Fragmento proporcionado:
=-=-=

Doña Encarnación Sanguinet de Varela
La más alta ilustración de la mujer, es la virtud; ella su pedestal, su genio, su corona.
La figura colosal de las sociedades cristianas es la madre-, su perfil suave y consolador aparece en la atmosfera de la abnegación sublime, destacándose luminoso del torbellino de las pasiones y de los intereses materiales que agitan la vida.
Blanca de Castilla fue la madre de San Luis; un poeta del siglo, Alfonso de Lamartine, ha divinizado la suya, revelándonos cuanta influencia ejerció siempre en su vida aquella mitad de su alma, cuya sombra transparece en todas las páginas del poeta como la estela luminosa que deja tras si el astro que cruza las regiones infinitas del espacio.
Estudiemos pues el tipo de la madre, bajo la atmosfera tempestuosa de nuestra patria tristemente agitada por medio siglo de lucha.
Ya es tiempo de remover las cenizas de lo pasado y escribir sobre cada lápida o la palabra de anatema o el canto de la inmortalidad.

=-=-=

Material extraído:
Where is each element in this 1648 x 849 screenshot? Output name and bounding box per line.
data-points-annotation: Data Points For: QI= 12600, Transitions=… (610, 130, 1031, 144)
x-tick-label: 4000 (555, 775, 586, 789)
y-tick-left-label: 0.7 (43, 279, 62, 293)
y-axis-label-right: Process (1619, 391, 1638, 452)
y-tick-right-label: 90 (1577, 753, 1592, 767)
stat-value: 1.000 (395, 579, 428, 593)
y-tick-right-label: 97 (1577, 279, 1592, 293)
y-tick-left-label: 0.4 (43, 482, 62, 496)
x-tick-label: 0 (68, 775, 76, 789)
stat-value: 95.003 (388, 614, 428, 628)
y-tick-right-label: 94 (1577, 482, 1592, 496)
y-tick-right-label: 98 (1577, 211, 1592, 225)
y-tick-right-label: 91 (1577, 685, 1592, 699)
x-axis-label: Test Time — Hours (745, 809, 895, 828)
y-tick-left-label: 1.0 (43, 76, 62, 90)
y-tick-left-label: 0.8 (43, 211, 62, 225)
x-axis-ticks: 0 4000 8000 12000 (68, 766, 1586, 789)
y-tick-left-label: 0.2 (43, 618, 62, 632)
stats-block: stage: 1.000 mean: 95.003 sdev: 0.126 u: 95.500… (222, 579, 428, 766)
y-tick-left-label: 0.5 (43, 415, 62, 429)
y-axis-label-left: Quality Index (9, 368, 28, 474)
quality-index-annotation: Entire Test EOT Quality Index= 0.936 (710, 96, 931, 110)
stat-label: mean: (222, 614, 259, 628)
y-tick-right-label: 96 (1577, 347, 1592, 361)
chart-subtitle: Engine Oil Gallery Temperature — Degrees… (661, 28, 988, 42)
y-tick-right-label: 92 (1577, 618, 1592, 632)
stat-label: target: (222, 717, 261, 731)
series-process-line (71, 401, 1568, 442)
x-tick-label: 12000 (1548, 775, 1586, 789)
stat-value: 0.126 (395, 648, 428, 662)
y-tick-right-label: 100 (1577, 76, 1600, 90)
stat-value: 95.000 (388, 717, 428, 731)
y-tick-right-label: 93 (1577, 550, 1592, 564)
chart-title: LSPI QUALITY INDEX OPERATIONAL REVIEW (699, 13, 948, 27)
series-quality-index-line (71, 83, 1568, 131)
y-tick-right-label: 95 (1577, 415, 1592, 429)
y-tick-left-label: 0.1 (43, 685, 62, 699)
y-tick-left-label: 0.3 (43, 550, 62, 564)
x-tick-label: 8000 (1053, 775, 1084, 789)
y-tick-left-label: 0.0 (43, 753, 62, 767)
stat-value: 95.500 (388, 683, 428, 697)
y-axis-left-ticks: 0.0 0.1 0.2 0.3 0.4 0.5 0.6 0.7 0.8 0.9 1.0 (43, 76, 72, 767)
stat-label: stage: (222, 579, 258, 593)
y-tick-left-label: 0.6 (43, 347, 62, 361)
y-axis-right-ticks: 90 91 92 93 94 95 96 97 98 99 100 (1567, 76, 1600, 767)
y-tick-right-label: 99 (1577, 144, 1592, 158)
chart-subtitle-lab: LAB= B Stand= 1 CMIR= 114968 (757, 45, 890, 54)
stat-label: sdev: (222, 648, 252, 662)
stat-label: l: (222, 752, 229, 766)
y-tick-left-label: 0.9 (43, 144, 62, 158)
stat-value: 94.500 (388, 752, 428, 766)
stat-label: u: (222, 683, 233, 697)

=-=-=

Consignas del ejercicio:
1 - Vuelve a escribir el fragmento sobre la figura de la madre desde "Blanca de Castilla" hasta "infinitas del espacio.", ambos incluidos, sustituyendo "Alfonso de Lamartine" por "Lamartine".
2 - Según el fragmento sobre la figura de la madre, ¿de quién fue madre Blanca de Castilla?

Soluciones por tarea:
1 -
Blanca de Castilla fue la madre de San Luis; un poeta del siglo, Lamartine, ha divinizado la suya, revelándonos cuanta influencia ejerció siempre en su vida aquella mitad de su alma, cuya sombra transparece en todas las páginas del poeta como la estela luminosa que deja tras si el astro que cruza las regiones infinitas del espacio.

2 - Blanca de Castilla fue la madre de San Luis.